▶ Exercise prompt:
Retype the whole listing below, character for character.

▶ Extracted entries:
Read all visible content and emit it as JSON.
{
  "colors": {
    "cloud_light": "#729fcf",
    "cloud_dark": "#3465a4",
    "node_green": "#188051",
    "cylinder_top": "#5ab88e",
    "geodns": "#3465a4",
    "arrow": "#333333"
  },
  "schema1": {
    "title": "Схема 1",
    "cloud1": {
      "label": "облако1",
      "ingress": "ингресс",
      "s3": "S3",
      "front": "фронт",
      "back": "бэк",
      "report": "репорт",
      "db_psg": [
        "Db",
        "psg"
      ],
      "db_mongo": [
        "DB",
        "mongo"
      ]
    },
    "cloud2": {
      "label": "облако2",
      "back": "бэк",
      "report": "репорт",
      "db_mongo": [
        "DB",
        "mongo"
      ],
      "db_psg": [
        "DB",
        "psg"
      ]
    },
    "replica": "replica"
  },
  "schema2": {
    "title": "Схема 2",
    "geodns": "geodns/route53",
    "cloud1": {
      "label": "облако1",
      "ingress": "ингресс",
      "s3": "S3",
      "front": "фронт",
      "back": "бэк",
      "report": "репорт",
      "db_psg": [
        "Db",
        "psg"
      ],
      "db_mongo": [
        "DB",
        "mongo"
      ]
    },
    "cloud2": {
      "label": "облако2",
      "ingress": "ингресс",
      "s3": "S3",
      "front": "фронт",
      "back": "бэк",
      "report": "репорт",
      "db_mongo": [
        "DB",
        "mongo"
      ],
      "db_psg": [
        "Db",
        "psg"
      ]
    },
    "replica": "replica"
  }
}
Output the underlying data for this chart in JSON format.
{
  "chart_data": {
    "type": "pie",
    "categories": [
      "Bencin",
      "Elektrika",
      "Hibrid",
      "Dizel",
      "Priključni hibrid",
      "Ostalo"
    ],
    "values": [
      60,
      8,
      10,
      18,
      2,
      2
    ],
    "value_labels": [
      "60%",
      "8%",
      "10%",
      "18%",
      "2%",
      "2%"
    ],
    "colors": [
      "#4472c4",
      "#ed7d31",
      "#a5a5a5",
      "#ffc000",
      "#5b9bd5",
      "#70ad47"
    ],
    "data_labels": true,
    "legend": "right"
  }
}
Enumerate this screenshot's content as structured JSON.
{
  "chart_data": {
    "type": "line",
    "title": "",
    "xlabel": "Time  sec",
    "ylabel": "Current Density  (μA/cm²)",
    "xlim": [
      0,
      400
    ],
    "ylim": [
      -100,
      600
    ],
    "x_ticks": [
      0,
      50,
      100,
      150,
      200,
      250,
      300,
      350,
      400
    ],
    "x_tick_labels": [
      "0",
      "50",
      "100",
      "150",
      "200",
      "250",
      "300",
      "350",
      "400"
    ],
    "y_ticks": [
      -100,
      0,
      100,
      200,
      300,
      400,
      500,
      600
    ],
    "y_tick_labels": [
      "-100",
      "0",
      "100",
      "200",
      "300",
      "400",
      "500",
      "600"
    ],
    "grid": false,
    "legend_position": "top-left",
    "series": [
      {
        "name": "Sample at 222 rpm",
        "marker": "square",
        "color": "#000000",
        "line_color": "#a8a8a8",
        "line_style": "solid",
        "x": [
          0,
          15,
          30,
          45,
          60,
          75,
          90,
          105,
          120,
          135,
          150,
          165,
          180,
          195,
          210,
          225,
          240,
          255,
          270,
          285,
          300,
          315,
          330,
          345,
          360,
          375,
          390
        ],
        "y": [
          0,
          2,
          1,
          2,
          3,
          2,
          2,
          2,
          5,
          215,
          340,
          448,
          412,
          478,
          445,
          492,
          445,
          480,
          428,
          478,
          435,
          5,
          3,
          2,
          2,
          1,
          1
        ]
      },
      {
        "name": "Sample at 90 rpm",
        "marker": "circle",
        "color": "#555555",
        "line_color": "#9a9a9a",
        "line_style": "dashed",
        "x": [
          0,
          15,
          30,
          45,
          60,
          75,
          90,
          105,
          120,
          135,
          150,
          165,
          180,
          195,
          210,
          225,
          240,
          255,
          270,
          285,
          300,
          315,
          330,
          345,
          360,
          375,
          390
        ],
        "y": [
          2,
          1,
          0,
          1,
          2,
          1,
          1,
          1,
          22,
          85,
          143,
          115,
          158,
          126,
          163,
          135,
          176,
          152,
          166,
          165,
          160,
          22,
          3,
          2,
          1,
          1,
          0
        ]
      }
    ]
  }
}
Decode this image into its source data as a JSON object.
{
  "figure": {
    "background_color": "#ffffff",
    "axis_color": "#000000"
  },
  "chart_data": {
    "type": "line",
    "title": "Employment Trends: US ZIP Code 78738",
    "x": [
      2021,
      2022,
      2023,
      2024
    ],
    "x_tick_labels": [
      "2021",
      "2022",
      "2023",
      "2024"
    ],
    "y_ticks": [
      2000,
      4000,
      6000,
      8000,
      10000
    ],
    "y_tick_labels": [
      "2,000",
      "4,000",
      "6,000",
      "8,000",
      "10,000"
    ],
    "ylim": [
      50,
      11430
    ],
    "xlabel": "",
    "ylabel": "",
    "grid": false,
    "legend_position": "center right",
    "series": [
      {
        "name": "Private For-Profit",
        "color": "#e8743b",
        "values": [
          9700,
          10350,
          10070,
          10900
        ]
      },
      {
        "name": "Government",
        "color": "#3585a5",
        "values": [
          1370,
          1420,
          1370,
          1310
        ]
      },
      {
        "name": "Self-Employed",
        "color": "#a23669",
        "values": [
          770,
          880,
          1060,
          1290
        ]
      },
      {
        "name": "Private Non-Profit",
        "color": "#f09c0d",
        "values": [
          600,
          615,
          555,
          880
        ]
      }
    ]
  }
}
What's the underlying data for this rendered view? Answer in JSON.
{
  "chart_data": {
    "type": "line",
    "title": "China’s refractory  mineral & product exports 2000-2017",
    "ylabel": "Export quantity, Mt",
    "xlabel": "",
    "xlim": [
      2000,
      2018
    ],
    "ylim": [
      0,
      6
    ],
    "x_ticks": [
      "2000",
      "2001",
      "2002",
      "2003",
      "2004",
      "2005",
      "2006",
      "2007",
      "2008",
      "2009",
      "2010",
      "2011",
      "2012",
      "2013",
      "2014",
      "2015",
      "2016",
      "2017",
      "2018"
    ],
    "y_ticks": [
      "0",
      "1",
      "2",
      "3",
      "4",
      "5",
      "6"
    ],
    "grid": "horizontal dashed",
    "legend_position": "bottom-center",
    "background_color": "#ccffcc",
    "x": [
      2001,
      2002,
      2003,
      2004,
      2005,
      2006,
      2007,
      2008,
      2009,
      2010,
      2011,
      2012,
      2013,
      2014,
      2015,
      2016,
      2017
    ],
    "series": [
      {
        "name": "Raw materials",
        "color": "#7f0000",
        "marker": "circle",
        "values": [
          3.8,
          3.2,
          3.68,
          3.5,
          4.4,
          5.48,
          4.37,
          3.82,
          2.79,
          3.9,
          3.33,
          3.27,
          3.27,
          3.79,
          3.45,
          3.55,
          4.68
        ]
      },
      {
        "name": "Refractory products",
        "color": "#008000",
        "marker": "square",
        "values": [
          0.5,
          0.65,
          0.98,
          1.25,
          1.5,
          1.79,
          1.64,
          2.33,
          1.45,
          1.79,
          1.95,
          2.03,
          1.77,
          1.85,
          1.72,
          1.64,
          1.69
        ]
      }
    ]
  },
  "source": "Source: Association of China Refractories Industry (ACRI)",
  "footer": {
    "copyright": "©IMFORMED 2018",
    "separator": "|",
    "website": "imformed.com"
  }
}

▶ Written response:
Read all visible content and emit it as JSON.
{
  "colors": {
    "cloud_light": "#729fcf",
    "cloud_dark": "#3465a4",
    "node_green": "#188051",
    "cylinder_top": "#5ab88e",
    "geodns": "#3465a4",
    "arrow": "#333333"
  },
  "schema1": {
    "title": "Схема 1",
    "cloud1": {
      "label": "облако1",
      "ingress": "ингресс",
      "s3": "S3",
      "front": "фронт",
      "back": "бэк",
      "report": "репорт",
      "db_psg": [
        "Db",
        "psg"
      ],
      "db_mongo": [
        "DB",
        "mongo"
      ]
    },
    "cloud2": {
      "label": "облако2",
      "back": "бэк",
      "report": "репорт",
      "db_mongo": [
        "DB",
        "mongo"
      ],
      "db_psg": [
        "DB",
        "psg"
      ]
    },
    "replica": "replica"
  },
  "schema2": {
    "title": "Схема 2",
    "geodns": "geodns/route53",
    "cloud1": {
      "label": "облако1",
      "ingress": "ингресс",
      "s3": "S3",
      "front": "фронт",
      "back": "бэк",
      "report": "репорт",
      "db_psg": [
        "Db",
        "psg"
      ],
      "db_mongo": [
        "DB",
        "mongo"
      ]
    },
    "cloud2": {
      "label": "облако2",
      "ingress": "ингресс",
      "s3": "S3",
      "front": "фронт",
      "back": "бэк",
      "report": "репорт",
      "db_mongo": [
        "DB",
        "mongo"
      ],
      "db_psg": [
        "Db",
        "psg"
      ]
    },
    "replica": "replica"
  }
}
Output the underlying data for this chart in JSON format.
{
  "chart_data": {
    "type": "pie",
    "categories": [
      "Bencin",
      "Elektrika",
      "Hibrid",
      "Dizel",
      "Priključni hibrid",
      "Ostalo"
    ],
    "values": [
      60,
      8,
      10,
      18,
      2,
      2
    ],
    "value_labels": [
      "60%",
      "8%",
      "10%",
      "18%",
      "2%",
      "2%"
    ],
    "colors": [
      "#4472c4",
      "#ed7d31",
      "#a5a5a5",
      "#ffc000",
      "#5b9bd5",
      "#70ad47"
    ],
    "data_labels": true,
    "legend": "right"
  }
}
Enumerate this screenshot's content as structured JSON.
{
  "chart_data": {
    "type": "line",
    "title": "",
    "xlabel": "Time  sec",
    "ylabel": "Current Density  (μA/cm²)",
    "xlim": [
      0,
      400
    ],
    "ylim": [
      -100,
      600
    ],
    "x_ticks": [
      0,
      50,
      100,
      150,
      200,
      250,
      300,
      350,
      400
    ],
    "x_tick_labels": [
      "0",
      "50",
      "100",
      "150",
      "200",
      "250",
      "300",
      "350",
      "400"
    ],
    "y_ticks": [
      -100,
      0,
      100,
      200,
      300,
      400,
      500,
      600
    ],
    "y_tick_labels": [
      "-100",
      "0",
      "100",
      "200",
      "300",
      "400",
      "500",
      "600"
    ],
    "grid": false,
    "legend_position": "top-left",
    "series": [
      {
        "name": "Sample at 222 rpm",
        "marker": "square",
        "color": "#000000",
        "line_color": "#a8a8a8",
        "line_style": "solid",
        "x": [
          0,
          15,
          30,
          45,
          60,
          75,
          90,
          105,
          120,
          135,
          150,
          165,
          180,
          195,
          210,
          225,
          240,
          255,
          270,
          285,
          300,
          315,
          330,
          345,
          360,
          375,
          390
        ],
        "y": [
          0,
          2,
          1,
          2,
          3,
          2,
          2,
          2,
          5,
          215,
          340,
          448,
          412,
          478,
          445,
          492,
          445,
          480,
          428,
          478,
          435,
          5,
          3,
          2,
          2,
          1,
          1
        ]
      },
      {
        "name": "Sample at 90 rpm",
        "marker": "circle",
        "color": "#555555",
        "line_color": "#9a9a9a",
        "line_style": "dashed",
        "x": [
          0,
          15,
          30,
          45,
          60,
          75,
          90,
          105,
          120,
          135,
          150,
          165,
          180,
          195,
          210,
          225,
          240,
          255,
          270,
          285,
          300,
          315,
          330,
          345,
          360,
          375,
          390
        ],
        "y": [
          2,
          1,
          0,
          1,
          2,
          1,
          1,
          1,
          22,
          85,
          143,
          115,
          158,
          126,
          163,
          135,
          176,
          152,
          166,
          165,
          160,
          22,
          3,
          2,
          1,
          1,
          0
        ]
      }
    ]
  }
}
Decode this image into its source data as a JSON object.
{
  "figure": {
    "background_color": "#ffffff",
    "axis_color": "#000000"
  },
  "chart_data": {
    "type": "line",
    "title": "Employment Trends: US ZIP Code 78738",
    "x": [
      2021,
      2022,
      2023,
      2024
    ],
    "x_tick_labels": [
      "2021",
      "2022",
      "2023",
      "2024"
    ],
    "y_ticks": [
      2000,
      4000,
      6000,
      8000,
      10000
    ],
    "y_tick_labels": [
      "2,000",
      "4,000",
      "6,000",
      "8,000",
      "10,000"
    ],
    "ylim": [
      50,
      11430
    ],
    "xlabel": "",
    "ylabel": "",
    "grid": false,
    "legend_position": "center right",
    "series": [
      {
        "name": "Private For-Profit",
        "color": "#e8743b",
        "values": [
          9700,
          10350,
          10070,
          10900
        ]
      },
      {
        "name": "Government",
        "color": "#3585a5",
        "values": [
          1370,
          1420,
          1370,
          1310
        ]
      },
      {
        "name": "Self-Employed",
        "color": "#a23669",
        "values": [
          770,
          880,
          1060,
          1290
        ]
      },
      {
        "name": "Private Non-Profit",
        "color": "#f09c0d",
        "values": [
          600,
          615,
          555,
          880
        ]
      }
    ]
  }
}
What's the underlying data for this rendered view? Answer in JSON.
{
  "chart_data": {
    "type": "line",
    "title": "China’s refractory  mineral & product exports 2000-2017",
    "ylabel": "Export quantity, Mt",
    "xlabel": "",
    "xlim": [
      2000,
      2018
    ],
    "ylim": [
      0,
      6
    ],
    "x_ticks": [
      "2000",
      "2001",
      "2002",
      "2003",
      "2004",
      "2005",
      "2006",
      "2007",
      "2008",
      "2009",
      "2010",
      "2011",
      "2012",
      "2013",
      "2014",
      "2015",
      "2016",
      "2017",
      "2018"
    ],
    "y_ticks": [
      "0",
      "1",
      "2",
      "3",
      "4",
      "5",
      "6"
    ],
    "grid": "horizontal dashed",
    "legend_position": "bottom-center",
    "background_color": "#ccffcc",
    "x": [
      2001,
      2002,
      2003,
      2004,
      2005,
      2006,
      2007,
      2008,
      2009,
      2010,
      2011,
      2012,
      2013,
      2014,
      2015,
      2016,
      2017
    ],
    "series": [
      {
        "name": "Raw materials",
        "color": "#7f0000",
        "marker": "circle",
        "values": [
          3.8,
          3.2,
          3.68,
          3.5,
          4.4,
          5.48,
          4.37,
          3.82,
          2.79,
          3.9,
          3.33,
          3.27,
          3.27,
          3.79,
          3.45,
          3.55,
          4.68
        ]
      },
      {
        "name": "Refractory products",
        "color": "#008000",
        "marker": "square",
        "values": [
          0.5,
          0.65,
          0.98,
          1.25,
          1.5,
          1.79,
          1.64,
          2.33,
          1.45,
          1.79,
          1.95,
          2.03,
          1.77,
          1.85,
          1.72,
          1.64,
          1.69
        ]
      }
    ]
  },
  "source": "Source: Association of China Refractories Industry (ACRI)",
  "footer": {
    "copyright": "©IMFORMED 2018",
    "separator": "|",
    "website": "imformed.com"
  }
}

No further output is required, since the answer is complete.